(Records from a dataset)
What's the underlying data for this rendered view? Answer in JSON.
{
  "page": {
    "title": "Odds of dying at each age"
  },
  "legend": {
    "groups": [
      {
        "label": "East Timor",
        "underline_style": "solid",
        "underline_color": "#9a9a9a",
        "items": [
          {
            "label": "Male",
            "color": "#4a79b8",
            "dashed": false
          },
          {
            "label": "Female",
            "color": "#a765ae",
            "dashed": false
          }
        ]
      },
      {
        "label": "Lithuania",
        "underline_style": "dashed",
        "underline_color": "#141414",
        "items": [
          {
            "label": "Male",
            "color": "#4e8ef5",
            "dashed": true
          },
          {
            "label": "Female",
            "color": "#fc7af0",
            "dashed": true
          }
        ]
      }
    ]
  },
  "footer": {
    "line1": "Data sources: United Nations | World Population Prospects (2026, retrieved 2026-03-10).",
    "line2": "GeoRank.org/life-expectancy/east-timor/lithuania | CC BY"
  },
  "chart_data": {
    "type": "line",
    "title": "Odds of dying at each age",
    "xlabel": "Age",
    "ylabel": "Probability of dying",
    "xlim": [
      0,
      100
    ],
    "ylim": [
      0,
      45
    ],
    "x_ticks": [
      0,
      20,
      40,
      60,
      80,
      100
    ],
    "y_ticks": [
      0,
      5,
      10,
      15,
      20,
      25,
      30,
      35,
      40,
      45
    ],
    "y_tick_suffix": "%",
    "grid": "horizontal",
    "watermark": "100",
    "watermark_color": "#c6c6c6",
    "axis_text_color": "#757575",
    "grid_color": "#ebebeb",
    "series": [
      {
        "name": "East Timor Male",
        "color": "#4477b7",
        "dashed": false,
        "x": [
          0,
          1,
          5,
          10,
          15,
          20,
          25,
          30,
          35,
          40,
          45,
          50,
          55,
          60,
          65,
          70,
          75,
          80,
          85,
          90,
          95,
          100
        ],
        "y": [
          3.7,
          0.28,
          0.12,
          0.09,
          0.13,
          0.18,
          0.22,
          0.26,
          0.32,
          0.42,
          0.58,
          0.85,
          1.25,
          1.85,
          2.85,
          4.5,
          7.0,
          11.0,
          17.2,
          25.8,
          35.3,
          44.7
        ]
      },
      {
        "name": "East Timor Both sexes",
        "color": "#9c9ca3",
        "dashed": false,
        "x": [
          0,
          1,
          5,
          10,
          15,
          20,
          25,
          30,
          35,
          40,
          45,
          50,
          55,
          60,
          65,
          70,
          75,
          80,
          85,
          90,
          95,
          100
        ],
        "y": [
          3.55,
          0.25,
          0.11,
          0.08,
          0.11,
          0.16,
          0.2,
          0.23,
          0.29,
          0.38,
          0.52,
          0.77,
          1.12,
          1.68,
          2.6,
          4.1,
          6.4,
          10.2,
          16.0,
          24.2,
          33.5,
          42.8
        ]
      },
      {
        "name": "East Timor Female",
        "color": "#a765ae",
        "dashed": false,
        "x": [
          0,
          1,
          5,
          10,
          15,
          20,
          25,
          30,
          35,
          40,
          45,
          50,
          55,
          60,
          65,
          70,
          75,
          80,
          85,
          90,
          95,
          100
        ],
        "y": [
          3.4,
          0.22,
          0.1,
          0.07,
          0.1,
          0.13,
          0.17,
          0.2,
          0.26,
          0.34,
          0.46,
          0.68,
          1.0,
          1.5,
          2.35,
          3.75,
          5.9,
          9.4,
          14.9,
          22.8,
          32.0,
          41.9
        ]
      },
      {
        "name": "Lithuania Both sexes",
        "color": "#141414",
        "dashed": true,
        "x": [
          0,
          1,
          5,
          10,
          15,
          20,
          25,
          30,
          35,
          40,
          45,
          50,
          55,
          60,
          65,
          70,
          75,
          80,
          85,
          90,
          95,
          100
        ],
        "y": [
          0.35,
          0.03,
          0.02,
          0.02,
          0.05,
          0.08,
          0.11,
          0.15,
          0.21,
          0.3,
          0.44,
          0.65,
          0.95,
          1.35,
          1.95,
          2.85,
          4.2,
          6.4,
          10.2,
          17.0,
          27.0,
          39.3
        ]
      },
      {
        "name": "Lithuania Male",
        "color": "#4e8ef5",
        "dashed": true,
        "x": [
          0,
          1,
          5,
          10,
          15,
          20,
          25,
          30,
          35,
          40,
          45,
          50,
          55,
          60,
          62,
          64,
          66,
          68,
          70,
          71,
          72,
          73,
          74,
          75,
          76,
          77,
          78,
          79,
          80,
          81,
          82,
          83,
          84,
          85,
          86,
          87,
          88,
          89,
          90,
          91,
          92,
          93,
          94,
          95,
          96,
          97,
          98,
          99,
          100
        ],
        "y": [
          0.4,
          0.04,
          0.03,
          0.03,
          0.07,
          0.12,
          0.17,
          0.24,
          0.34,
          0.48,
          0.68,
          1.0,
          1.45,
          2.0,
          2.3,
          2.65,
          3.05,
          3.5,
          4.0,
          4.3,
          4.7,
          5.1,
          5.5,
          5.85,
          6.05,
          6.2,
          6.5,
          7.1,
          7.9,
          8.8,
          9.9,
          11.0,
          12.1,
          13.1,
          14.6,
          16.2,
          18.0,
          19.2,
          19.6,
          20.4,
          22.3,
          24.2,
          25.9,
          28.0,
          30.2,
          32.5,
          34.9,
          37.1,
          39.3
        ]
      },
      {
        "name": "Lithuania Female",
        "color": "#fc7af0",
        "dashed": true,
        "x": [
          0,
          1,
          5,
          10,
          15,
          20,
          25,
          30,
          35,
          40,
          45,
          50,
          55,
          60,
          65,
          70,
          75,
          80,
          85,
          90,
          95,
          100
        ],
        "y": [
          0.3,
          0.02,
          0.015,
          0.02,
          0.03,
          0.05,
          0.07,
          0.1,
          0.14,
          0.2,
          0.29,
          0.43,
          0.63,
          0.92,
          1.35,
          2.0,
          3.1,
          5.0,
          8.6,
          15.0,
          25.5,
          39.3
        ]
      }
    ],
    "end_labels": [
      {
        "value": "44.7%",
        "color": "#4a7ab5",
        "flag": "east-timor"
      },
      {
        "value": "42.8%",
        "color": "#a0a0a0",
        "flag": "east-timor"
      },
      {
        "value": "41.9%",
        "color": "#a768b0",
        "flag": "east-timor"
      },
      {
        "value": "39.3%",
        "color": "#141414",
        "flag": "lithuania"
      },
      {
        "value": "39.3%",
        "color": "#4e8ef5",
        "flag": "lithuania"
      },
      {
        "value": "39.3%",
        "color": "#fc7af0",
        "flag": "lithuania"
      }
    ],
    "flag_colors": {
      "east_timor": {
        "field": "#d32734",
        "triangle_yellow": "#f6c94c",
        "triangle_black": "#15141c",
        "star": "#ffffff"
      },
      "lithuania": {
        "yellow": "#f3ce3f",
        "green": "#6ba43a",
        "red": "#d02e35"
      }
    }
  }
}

### Your objective
Search the records for the word "dying". Copy every line that has it.

### Result of this exercise
    "title": "Odds of dying at each age"
    "title": "Odds of dying at each age",
    "ylabel": "Probability of dying",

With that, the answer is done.